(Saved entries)
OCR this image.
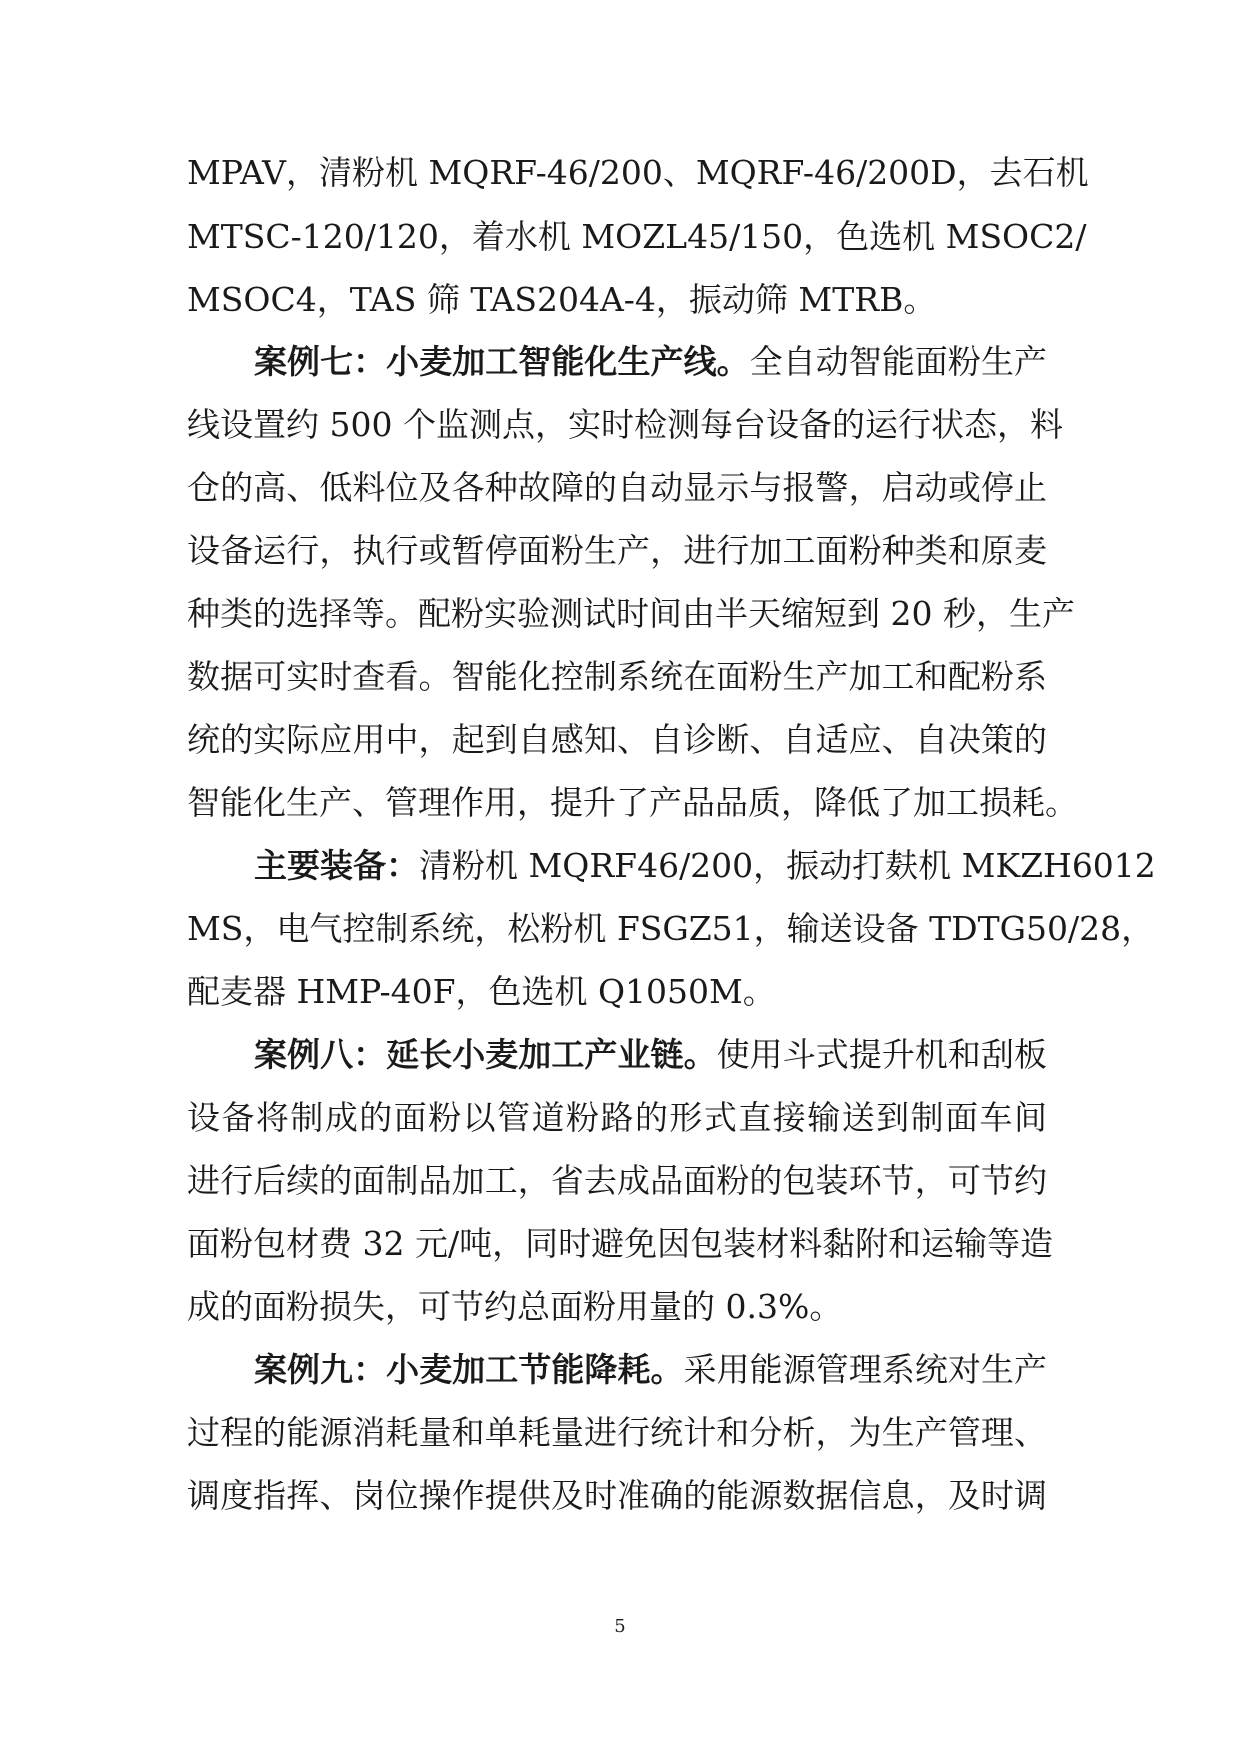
MPAV，清粉机 MQRF-46/200、MQRF-46/200D，去石机
MTSC-120/120，着水机 MOZL45/150，色选机 MSOC2/
MSOC4，TAS 筛 TAS204A-4，振动筛 MTRB。
案例七：小麦加工智能化生产线。全自动智能面粉生产
线设置约 500 个监测点，实时检测每台设备的运行状态，料
仓的高、低料位及各种故障的自动显示与报警，启动或停止
设备运行，执行或暂停面粉生产，进行加工面粉种类和原麦
种类的选择等。配粉实验测试时间由半天缩短到 20 秒，生产
数据可实时查看。智能化控制系统在面粉生产加工和配粉系
统的实际应用中，起到自感知、自诊断、自适应、自决策的
智能化生产、管理作用，提升了产品品质，降低了加工损耗。
主要装备：清粉机 MQRF46/200，振动打麸机 MKZH6012
MS，电气控制系统，松粉机 FSGZ51，输送设备 TDTG50/28，
配麦器 HMP-40F，色选机 Q1050M。
案例八：延长小麦加工产业链。使用斗式提升机和刮板
设备将制成的面粉以管道粉路的形式直接输送到制面车间
进行后续的面制品加工，省去成品面粉的包装环节，可节约
面粉包材费 32 元/吨，同时避免因包装材料黏附和运输等造
成的面粉损失，可节约总面粉用量的 0.3%。
案例九：小麦加工节能降耗。采用能源管理系统对生产
过程的能源消耗量和单耗量进行统计和分析，为生产管理、
调度指挥、岗位操作提供及时准确的能源数据信息，及时调
5
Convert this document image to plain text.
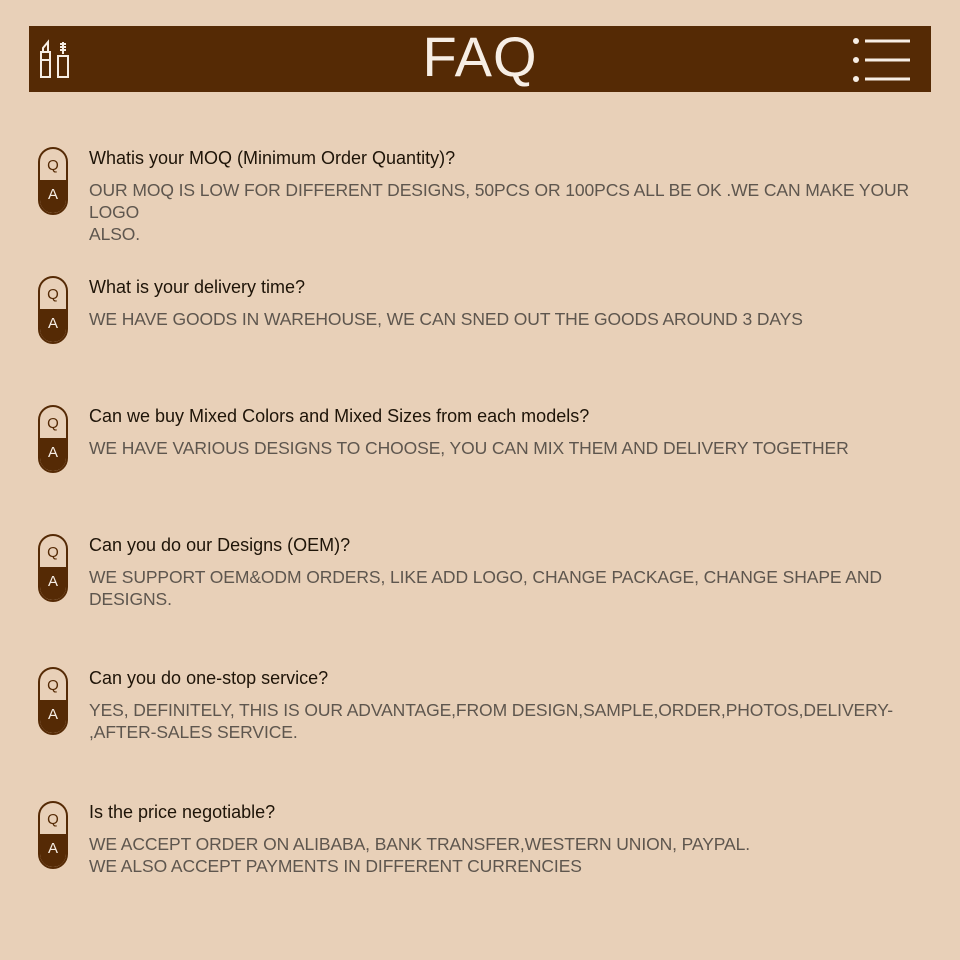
FAQ
Q
A
Whatis your MOQ (Minimum Order Quantity)?
OUR MOQ IS LOW FOR DIFFERENT DESIGNS, 50PCS OR 100PCS ALL BE OK .WE CAN MAKE YOUR LOGO
ALSO.
Q
A
What is your delivery time?
WE HAVE GOODS IN WAREHOUSE, WE CAN SNED OUT THE GOODS AROUND 3 DAYS
Q
A
Can we buy Mixed Colors and Mixed Sizes from each models?
WE HAVE VARIOUS DESIGNS TO CHOOSE, YOU CAN MIX THEM AND DELIVERY TOGETHER
Q
A
Can you do our Designs (OEM)?
WE SUPPORT OEM&ODM ORDERS, LIKE ADD LOGO, CHANGE PACKAGE, CHANGE SHAPE AND DESIGNS.
Q
A
Can you do one-stop service?
YES, DEFINITELY, THIS IS OUR ADVANTAGE,FROM DESIGN,SAMPLE,ORDER,PHOTOS,DELIVERY-
,AFTER-SALES SERVICE.
Q
A
Is the price negotiable?
WE ACCEPT ORDER ON ALIBABA, BANK TRANSFER,WESTERN UNION, PAYPAL.
WE ALSO ACCEPT PAYMENTS IN DIFFERENT CURRENCIES
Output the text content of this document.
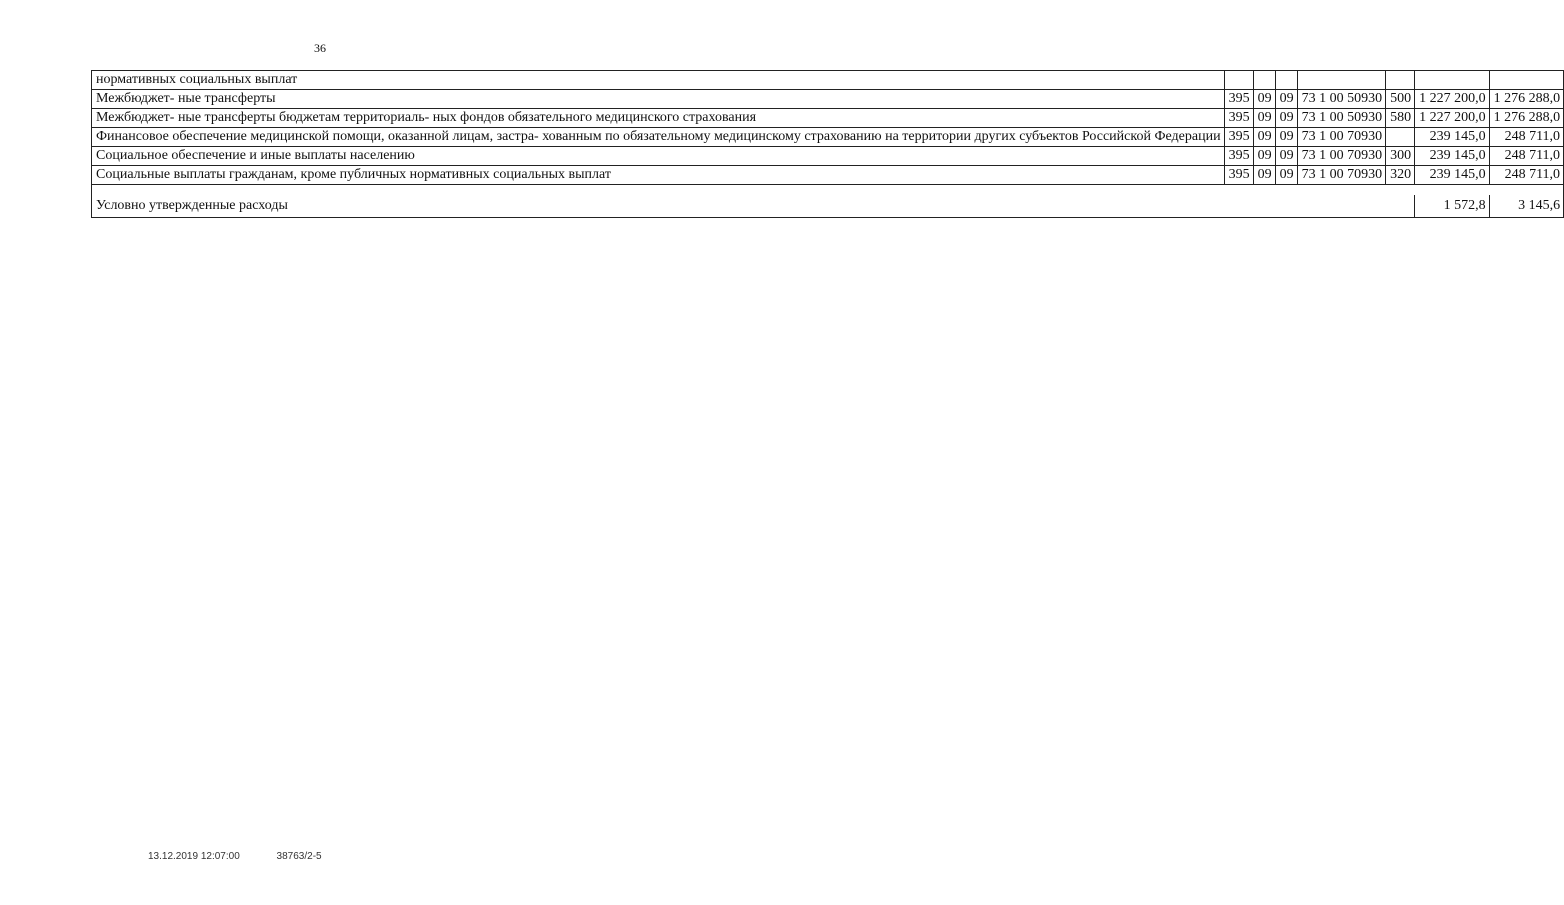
36
нормативных социальных выплат							
Межбюджет- ные трансферты	395	09	09	73 1 00 50930	500	1 227 200,0	1 276 288,0
Межбюджет- ные трансферты бюджетам территориаль- ных фондов обязательного медицинского страхования	395	09	09	73 1 00 50930	580	1 227 200,0	1 276 288,0
Финансовое обеспечение медицинской помощи, оказанной лицам, застра- хованным по обязательному медицинскому страхованию на территории других субъектов Российской Федерации	395	09	09	73 1 00 70930		239 145,0	248 711,0
Социальное обеспечение и иные выплаты населению	395	09	09	73 1 00 70930	300	239 145,0	248 711,0
Социальные выплаты гражданам, кроме публичных нормативных социальных выплат	395	09	09	73 1 00 70930	320	239 145,0	248 711,0

Условно утвержденные расходы						1 572,8	3 145,6
13.12.2019 12:07:00	38763/2-5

Given exercise:
Check each line of the data above for the word "image" and say how many lines have it. Give the number alone.

Result of this task:
2